- [WHAT THE TASK ASKS]: Give back every line exactly as it appears, pictures excluded.

start

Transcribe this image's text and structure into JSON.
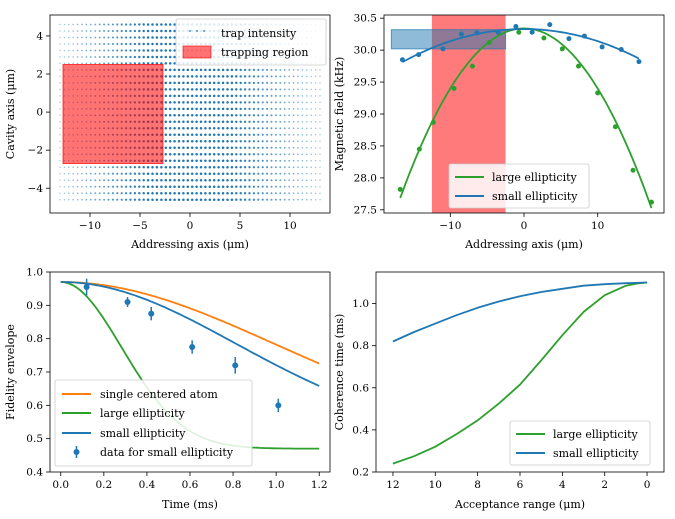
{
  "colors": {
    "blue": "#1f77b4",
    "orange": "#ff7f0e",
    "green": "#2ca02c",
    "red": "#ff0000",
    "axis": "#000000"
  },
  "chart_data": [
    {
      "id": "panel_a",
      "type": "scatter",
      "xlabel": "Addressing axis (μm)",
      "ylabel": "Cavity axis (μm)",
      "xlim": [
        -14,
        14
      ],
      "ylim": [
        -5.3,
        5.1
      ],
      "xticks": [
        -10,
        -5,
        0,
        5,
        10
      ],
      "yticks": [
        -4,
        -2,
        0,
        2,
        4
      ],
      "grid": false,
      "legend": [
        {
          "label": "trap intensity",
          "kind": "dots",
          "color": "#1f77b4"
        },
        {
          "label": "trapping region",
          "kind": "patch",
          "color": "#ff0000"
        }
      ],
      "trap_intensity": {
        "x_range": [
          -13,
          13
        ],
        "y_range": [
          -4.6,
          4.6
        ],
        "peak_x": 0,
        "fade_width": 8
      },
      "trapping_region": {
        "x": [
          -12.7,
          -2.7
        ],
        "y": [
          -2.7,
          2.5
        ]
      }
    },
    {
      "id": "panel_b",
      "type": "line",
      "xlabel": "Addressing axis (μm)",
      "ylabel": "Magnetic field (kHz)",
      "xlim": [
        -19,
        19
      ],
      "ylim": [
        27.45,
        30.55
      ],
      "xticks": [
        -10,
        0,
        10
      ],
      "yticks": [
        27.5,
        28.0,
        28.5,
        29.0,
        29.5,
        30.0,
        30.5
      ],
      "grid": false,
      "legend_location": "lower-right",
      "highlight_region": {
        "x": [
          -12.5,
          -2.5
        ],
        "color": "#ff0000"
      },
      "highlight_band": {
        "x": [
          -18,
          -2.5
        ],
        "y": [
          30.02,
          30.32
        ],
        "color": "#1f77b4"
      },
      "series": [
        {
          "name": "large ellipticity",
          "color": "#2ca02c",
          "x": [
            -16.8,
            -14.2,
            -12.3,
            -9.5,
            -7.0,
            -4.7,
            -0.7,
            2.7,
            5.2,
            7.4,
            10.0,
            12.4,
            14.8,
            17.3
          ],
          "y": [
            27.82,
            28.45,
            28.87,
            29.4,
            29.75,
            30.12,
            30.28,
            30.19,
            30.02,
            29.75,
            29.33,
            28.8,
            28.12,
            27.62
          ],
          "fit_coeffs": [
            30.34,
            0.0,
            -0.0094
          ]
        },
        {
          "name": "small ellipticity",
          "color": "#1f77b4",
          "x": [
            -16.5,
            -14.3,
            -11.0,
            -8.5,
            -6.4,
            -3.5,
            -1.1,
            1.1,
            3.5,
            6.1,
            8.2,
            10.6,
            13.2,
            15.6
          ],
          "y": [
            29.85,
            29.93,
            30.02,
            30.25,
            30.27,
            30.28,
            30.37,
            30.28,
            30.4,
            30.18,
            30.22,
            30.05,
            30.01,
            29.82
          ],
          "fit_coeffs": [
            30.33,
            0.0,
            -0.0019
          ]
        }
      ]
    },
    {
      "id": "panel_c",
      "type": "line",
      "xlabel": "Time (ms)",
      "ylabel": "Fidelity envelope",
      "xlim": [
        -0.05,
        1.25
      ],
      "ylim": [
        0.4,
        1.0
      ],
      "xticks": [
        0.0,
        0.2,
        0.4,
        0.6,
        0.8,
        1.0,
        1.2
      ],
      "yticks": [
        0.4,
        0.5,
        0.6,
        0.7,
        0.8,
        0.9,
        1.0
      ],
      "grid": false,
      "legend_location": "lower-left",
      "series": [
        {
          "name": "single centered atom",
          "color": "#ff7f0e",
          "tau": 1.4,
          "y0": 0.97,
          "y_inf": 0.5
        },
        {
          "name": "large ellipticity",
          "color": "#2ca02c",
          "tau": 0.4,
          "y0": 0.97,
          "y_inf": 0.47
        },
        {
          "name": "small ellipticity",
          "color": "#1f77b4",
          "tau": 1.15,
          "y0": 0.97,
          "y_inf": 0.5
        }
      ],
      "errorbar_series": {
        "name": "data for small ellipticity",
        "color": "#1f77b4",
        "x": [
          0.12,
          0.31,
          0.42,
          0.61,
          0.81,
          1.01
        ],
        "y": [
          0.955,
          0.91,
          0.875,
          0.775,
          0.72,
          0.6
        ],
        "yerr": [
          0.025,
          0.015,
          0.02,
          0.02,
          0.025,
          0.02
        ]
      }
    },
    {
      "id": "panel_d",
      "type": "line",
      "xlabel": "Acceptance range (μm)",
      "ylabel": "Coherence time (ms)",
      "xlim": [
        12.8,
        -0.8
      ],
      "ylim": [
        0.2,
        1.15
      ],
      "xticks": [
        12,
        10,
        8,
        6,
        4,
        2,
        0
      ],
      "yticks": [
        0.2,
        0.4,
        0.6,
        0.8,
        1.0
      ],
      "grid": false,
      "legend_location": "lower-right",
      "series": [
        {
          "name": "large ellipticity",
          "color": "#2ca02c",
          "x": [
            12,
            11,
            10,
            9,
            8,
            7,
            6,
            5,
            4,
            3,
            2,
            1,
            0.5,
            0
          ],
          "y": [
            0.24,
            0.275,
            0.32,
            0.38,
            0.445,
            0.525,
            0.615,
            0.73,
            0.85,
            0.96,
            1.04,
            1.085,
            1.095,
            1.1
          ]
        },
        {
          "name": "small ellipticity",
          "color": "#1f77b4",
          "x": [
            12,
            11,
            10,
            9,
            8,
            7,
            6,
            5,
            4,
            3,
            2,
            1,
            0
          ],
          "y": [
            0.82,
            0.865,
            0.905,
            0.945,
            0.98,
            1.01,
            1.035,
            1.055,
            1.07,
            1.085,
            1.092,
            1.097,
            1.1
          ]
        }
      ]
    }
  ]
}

end

- [SOLUTION FOR THIS PROBLEM]:
Transcribe this image's text and structure into JSON.
{
  "colors": {
    "blue": "#1f77b4",
    "orange": "#ff7f0e",
    "green": "#2ca02c",
    "red": "#ff0000",
    "axis": "#000000"
  },
  "chart_data": [
    {
      "id": "panel_a",
      "type": "scatter",
      "xlabel": "Addressing axis (μm)",
      "ylabel": "Cavity axis (μm)",
      "xlim": [
        -14,
        14
      ],
      "ylim": [
        -5.3,
        5.1
      ],
      "xticks": [
        -10,
        -5,
        0,
        5,
        10
      ],
      "yticks": [
        -4,
        -2,
        0,
        2,
        4
      ],
      "grid": false,
      "legend": [
        {
          "label": "trap intensity",
          "kind": "dots",
          "color": "#1f77b4"
        },
        {
          "label": "trapping region",
          "kind": "patch",
          "color": "#ff0000"
        }
      ],
      "trap_intensity": {
        "x_range": [
          -13,
          13
        ],
        "y_range": [
          -4.6,
          4.6
        ],
        "peak_x": 0,
        "fade_width": 8
      },
      "trapping_region": {
        "x": [
          -12.7,
          -2.7
        ],
        "y": [
          -2.7,
          2.5
        ]
      }
    },
    {
      "id": "panel_b",
      "type": "line",
      "xlabel": "Addressing axis (μm)",
      "ylabel": "Magnetic field (kHz)",
      "xlim": [
        -19,
        19
      ],
      "ylim": [
        27.45,
        30.55
      ],
      "xticks": [
        -10,
        0,
        10
      ],
      "yticks": [
        27.5,
        28.0,
        28.5,
        29.0,
        29.5,
        30.0,
        30.5
      ],
      "grid": false,
      "legend_location": "lower-right",
      "highlight_region": {
        "x": [
          -12.5,
          -2.5
        ],
        "color": "#ff0000"
      },
      "highlight_band": {
        "x": [
          -18,
          -2.5
        ],
        "y": [
          30.02,
          30.32
        ],
        "color": "#1f77b4"
      },
      "series": [
        {
          "name": "large ellipticity",
          "color": "#2ca02c",
          "x": [
            -16.8,
            -14.2,
            -12.3,
            -9.5,
            -7.0,
            -4.7,
            -0.7,
            2.7,
            5.2,
            7.4,
            10.0,
            12.4,
            14.8,
            17.3
          ],
          "y": [
            27.82,
            28.45,
            28.87,
            29.4,
            29.75,
            30.12,
            30.28,
            30.19,
            30.02,
            29.75,
            29.33,
            28.8,
            28.12,
            27.62
          ],
          "fit_coeffs": [
            30.34,
            0.0,
            -0.0094
          ]
        },
        {
          "name": "small ellipticity",
          "color": "#1f77b4",
          "x": [
            -16.5,
            -14.3,
            -11.0,
            -8.5,
            -6.4,
            -3.5,
            -1.1,
            1.1,
            3.5,
            6.1,
            8.2,
            10.6,
            13.2,
            15.6
          ],
          "y": [
            29.85,
            29.93,
            30.02,
            30.25,
            30.27,
            30.28,
            30.37,
            30.28,
            30.4,
            30.18,
            30.22,
            30.05,
            30.01,
            29.82
          ],
          "fit_coeffs": [
            30.33,
            0.0,
            -0.0019
          ]
        }
      ]
    },
    {
      "id": "panel_c",
      "type": "line",
      "xlabel": "Time (ms)",
      "ylabel": "Fidelity envelope",
      "xlim": [
        -0.05,
        1.25
      ],
      "ylim": [
        0.4,
        1.0
      ],
      "xticks": [
        0.0,
        0.2,
        0.4,
        0.6,
        0.8,
        1.0,
        1.2
      ],
      "yticks": [
        0.4,
        0.5,
        0.6,
        0.7,
        0.8,
        0.9,
        1.0
      ],
      "grid": false,
      "legend_location": "lower-left",
      "series": [
        {
          "name": "single centered atom",
          "color": "#ff7f0e",
          "tau": 1.4,
          "y0": 0.97,
          "y_inf": 0.5
        },
        {
          "name": "large ellipticity",
          "color": "#2ca02c",
          "tau": 0.4,
          "y0": 0.97,
          "y_inf": 0.47
        },
        {
          "name": "small ellipticity",
          "color": "#1f77b4",
          "tau": 1.15,
          "y0": 0.97,
          "y_inf": 0.5
        }
      ],
      "errorbar_series": {
        "name": "data for small ellipticity",
        "color": "#1f77b4",
        "x": [
          0.12,
          0.31,
          0.42,
          0.61,
          0.81,
          1.01
        ],
        "y": [
          0.955,
          0.91,
          0.875,
          0.775,
          0.72,
          0.6
        ],
        "yerr": [
          0.025,
          0.015,
          0.02,
          0.02,
          0.025,
          0.02
        ]
      }
    },
    {
      "id": "panel_d",
      "type": "line",
      "xlabel": "Acceptance range (μm)",
      "ylabel": "Coherence time (ms)",
      "xlim": [
        12.8,
        -0.8
      ],
      "ylim": [
        0.2,
        1.15
      ],
      "xticks": [
        12,
        10,
        8,
        6,
        4,
        2,
        0
      ],
      "yticks": [
        0.2,
        0.4,
        0.6,
        0.8,
        1.0
      ],
      "grid": false,
      "legend_location": "lower-right",
      "series": [
        {
          "name": "large ellipticity",
          "color": "#2ca02c",
          "x": [
            12,
            11,
            10,
            9,
            8,
            7,
            6,
            5,
            4,
            3,
            2,
            1,
            0.5,
            0
          ],
          "y": [
            0.24,
            0.275,
            0.32,
            0.38,
            0.445,
            0.525,
            0.615,
            0.73,
            0.85,
            0.96,
            1.04,
            1.085,
            1.095,
            1.1
          ]
        },
        {
          "name": "small ellipticity",
          "color": "#1f77b4",
          "x": [
            12,
            11,
            10,
            9,
            8,
            7,
            6,
            5,
            4,
            3,
            2,
            1,
            0
          ],
          "y": [
            0.82,
            0.865,
            0.905,
            0.945,
            0.98,
            1.01,
            1.035,
            1.055,
            1.07,
            1.085,
            1.092,
            1.097,
            1.1
          ]
        }
      ]
    }
  ]
}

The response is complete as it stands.